TEXTO PROPORCIONADO ->
::::

José Abu-Tarbush

La instrumentalización del conflicto de Oriente Próximo
tras el 11 de Septiembre
(Disenso, nº 39, marzo de 2003)

El 11-S ha marcado un importante punto de inflexión en las relaciones internacionales de la posguerra fría. Su impacto ha sido tan fuerte que numerosos comentaristas internacionales consideran que el siglo XXI se inició —simbólicamente — el 11 de septiembre de 2001. Después de más de un año de tan trágica fecha todavía sigue siendo prematuro conocer todo el significado de su impacto: si realmente cambió el mundo o simplemente es una fecha más en la historia. La propia definición del 11-S condiciona —en buena medida— nuestra visión de la política mundial: si fue un atentado terrorista sin precedentes por sus dimensiones o si fue un acto de guerra. Dependiendo de la respuesta adoptada se abrirán nuevos interrogantes. Aquí se considera que el 11-S no fue una guerra ni —mucho menos— una guerra del Islam contra Occidente. Pese a la dimensión de la catástrofe, el 11-S fue un acto de terrorismo internacional y el mismo debe ser contemplado en el marco de la política mundial, y no en el de un supuesto choque de civilizaciones.
Pero de lo que no cabe ninguna duda es que el 11-S ha establecido un antes y un después en las relaciones internacionales de la posguerra fría. Este nuevo período se ha caracterizado básicamente por la incertidumbre en las pautas de la política internacional. De hecho, se ha pasado del duopolio al monopolio del poder en el tablero mundial. El paradigma bipolar —por inexacto que fuera— daba cuenta de la pautas de comportamiento en el sistema internacional, al menos de las que sostenían las dos grandes superpotencias. Sin embargo, actualmente se carece de un paradigma semejante, por lo que buena parte de las especulaciones en torno al 11-S responde también a ese vacío conceptual en la búsqueda de las claves de funcionamiento de la política mundial.

ALTERACIÓN DE LA AGENDA. Una de las consecuencias más inmediatas del 11-S ha sido la alteración de la agenda internacional. La seguridad ha pasado a ocupar el primer puesto en las preocupaciones de los EE UU y —por extensión — de una parte importante de los miembros de la sociedad internacional. La lucha contra el terrorismo es ahora —teóricamente— la prioridad en la política exterior de Washington. Esta reordenación en los temas de la agenda mundial fue rápidamente implementada en la campaña de represalias contra los talibanes y los miembros de Al-Qa’eda en Afganistán. Otras controversias internacionales en la escena internacional se han visto igualmente afectadas: escalada bélica de Israel contra la sublevación palestina en Cisjordania y Gaza, incremento de la tensión entre Pakistán e India en torno a Cachemira, recrudecimiento de los combates entre las guerrillas de las FARC y el Gobierno de Colombia, y crecientes amenazas de guerra de EE UU contra Irak.

::::

FILAS GUARDADAS ->
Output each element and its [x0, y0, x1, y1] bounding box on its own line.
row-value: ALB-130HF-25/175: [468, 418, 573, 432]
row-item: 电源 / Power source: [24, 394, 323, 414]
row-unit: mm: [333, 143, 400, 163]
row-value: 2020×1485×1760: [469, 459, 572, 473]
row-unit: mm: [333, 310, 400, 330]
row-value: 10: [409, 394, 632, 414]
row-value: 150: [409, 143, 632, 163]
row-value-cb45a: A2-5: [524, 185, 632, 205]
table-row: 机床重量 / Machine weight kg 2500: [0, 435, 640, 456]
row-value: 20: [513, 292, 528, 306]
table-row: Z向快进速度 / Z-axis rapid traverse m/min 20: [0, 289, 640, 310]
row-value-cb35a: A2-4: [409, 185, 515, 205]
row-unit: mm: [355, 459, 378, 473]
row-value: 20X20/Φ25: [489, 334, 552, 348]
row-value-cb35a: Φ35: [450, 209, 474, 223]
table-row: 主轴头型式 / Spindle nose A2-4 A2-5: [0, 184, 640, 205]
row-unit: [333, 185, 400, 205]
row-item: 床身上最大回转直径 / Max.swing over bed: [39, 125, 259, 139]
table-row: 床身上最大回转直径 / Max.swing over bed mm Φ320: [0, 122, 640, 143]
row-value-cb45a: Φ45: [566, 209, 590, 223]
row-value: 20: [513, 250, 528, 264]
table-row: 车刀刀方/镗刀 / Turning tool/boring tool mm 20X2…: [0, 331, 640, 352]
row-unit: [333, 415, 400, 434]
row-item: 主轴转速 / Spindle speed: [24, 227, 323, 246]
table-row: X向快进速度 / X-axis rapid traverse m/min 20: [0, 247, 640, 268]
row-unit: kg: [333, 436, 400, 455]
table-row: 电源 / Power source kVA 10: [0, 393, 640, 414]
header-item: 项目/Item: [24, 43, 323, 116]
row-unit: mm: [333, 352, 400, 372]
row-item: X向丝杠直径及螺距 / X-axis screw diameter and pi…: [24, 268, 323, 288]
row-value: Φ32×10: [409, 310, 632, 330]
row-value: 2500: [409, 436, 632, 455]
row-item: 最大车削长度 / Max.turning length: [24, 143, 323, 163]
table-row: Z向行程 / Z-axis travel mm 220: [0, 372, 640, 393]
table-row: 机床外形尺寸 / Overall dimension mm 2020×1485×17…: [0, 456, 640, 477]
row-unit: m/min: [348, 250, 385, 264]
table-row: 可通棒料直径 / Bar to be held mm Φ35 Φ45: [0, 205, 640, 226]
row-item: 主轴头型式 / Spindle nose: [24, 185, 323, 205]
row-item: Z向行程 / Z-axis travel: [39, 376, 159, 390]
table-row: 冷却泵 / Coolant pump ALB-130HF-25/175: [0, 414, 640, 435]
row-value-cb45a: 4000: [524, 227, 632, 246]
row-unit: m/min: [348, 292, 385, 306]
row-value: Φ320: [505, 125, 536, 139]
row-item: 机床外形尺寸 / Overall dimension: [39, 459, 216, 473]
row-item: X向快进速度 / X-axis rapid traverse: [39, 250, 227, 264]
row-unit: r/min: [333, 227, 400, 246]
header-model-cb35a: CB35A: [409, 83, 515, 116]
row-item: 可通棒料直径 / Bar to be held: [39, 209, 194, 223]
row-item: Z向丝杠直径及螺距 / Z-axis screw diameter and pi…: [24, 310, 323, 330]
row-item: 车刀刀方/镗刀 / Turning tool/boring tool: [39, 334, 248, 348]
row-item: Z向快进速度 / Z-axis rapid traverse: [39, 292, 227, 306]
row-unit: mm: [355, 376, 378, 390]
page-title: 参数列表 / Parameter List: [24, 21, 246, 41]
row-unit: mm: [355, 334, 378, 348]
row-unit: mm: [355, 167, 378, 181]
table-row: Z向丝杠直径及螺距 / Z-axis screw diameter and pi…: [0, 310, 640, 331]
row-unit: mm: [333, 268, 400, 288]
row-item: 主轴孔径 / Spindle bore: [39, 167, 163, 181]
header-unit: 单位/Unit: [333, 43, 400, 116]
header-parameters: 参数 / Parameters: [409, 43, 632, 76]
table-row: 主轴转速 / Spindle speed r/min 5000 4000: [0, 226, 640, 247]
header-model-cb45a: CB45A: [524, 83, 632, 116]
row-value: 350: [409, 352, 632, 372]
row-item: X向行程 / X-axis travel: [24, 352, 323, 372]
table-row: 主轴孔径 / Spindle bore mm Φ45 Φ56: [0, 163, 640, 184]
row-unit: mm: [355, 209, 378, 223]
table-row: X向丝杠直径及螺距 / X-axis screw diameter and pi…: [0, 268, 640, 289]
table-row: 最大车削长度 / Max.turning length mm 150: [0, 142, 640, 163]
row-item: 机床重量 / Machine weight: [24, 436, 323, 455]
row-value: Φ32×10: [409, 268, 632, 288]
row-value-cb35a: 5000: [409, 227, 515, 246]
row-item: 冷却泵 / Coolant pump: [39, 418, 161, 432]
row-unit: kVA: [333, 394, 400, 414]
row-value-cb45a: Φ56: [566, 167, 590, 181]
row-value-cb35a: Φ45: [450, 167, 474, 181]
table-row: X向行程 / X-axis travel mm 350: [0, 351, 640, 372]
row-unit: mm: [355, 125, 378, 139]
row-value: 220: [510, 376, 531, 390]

::::

TAREA BREVE 1 ->
Responde estas preguntas sobre el artículo del 11-S:
(a) ¿En qué revista, número y fecha se publicó?
(b) ¿De qué a qué se ha pasado en el reparto del poder en el tablero mundial?
(c) ¿Qué ha pasado a ocupar el primer puesto en las preocupaciones de los EE UU?
TAREA BREVE 2 -> Repite sin cambios el tramo del artículo del 11-S que va desde "Pero de lo que" hasta "la política mundial.".
TAREA BREVE 3 -> Sigue escribiendo el artículo del 11-S a partir de su última oración.

RESULTADO OBTENIDO 1 ->
(a) En Disenso, nº 39, marzo de 2003.
(b) Del duopolio al monopolio.
(c) La seguridad.

RESULTADO OBTENIDO 2 ->
Pero de lo que no cabe ninguna duda es que el 11-S ha establecido un antes y un después en las relaciones internacionales de la posguerra fría. Este nuevo período se ha caracterizado básicamente por la incertidumbre en las pautas de la política internacional. De hecho, se ha pasado del duopolio al monopolio del poder en el tablero mundial. El paradigma bipolar —por inexacto que fuera— daba cuenta de la pautas de comportamiento en el sistema internacional, al menos de las que sostenían las dos grandes superpotencias. Sin embargo, actualmente se carece de un paradigma semejante, por lo que buena parte de las especulaciones en torno al 11-S responde también a ese vacío conceptual en la búsqueda de las claves de funcionamiento de la política mundial.

RESULTADO OBTENIDO 3 ->
El argumento de combatir el terrorismo es el nuevo denominador común de todos estos conflictos tras el 11-S. El principal problema que plantea la nueva estrategia de “la guerra global contra el terrorismo” es la indefinición del “terrorismo” en sí o, dicho de otro modo, la ausencia de un consenso internacional en torno al mismo. La tentación de su instrumentalización es muy fuerte —sobre todo por parte de aquellos poderes establecidos injustamente — para descalificar, condenar y legitimar el combate de toda oposición o resistencia política. Paradójicamente, este estratagema lleva a caer en la misma práctica que presuntamente dice combatir: se puede pasar del terrorismo individual o de grupo al de Estado. La vía libre que ha obtenido Rusia para la represión en Chechenia es un triste ejemplo de ello.

LA INSTRUMENTALIZACIÓN ISRAELÍ. Pero, sobre todo, ha sido el Gobierno israelí de unidad nacional —presidido por Ariel Sharon — el primero en obtener los dividendos de esta nueva coyuntura mundial. Al establecer un símil entre los ataques terroristas de los que era objeto su población civil con los sufridos por la de los EE UU el 11-S, el nuevo ejecutivo israelí lograba neutralizar —parcialmente— las críticas internacionales que recibía por su represión de la segunda Intifada palestina. Es más, la “ausencia de toda estrategia” en la dirección de la Autoridad Nacional Palestina (ANP)1 facilitó que la resistencia armada llevada a cabo por algunos grupos palestinos (Hamás, Yihad Islámica y las Brigadas de los Mártires de al-Aqsa, vinculadas estas últimas a la joven guardia de Fatah), y —de manera particular — los ataques de terroristas suicidas procedentes de sus filas, contribuyeran a reforzar esta vinculación: Sharon llegó a calificar a Arafat del Osama bin Laden al que se enfrentaba Israel.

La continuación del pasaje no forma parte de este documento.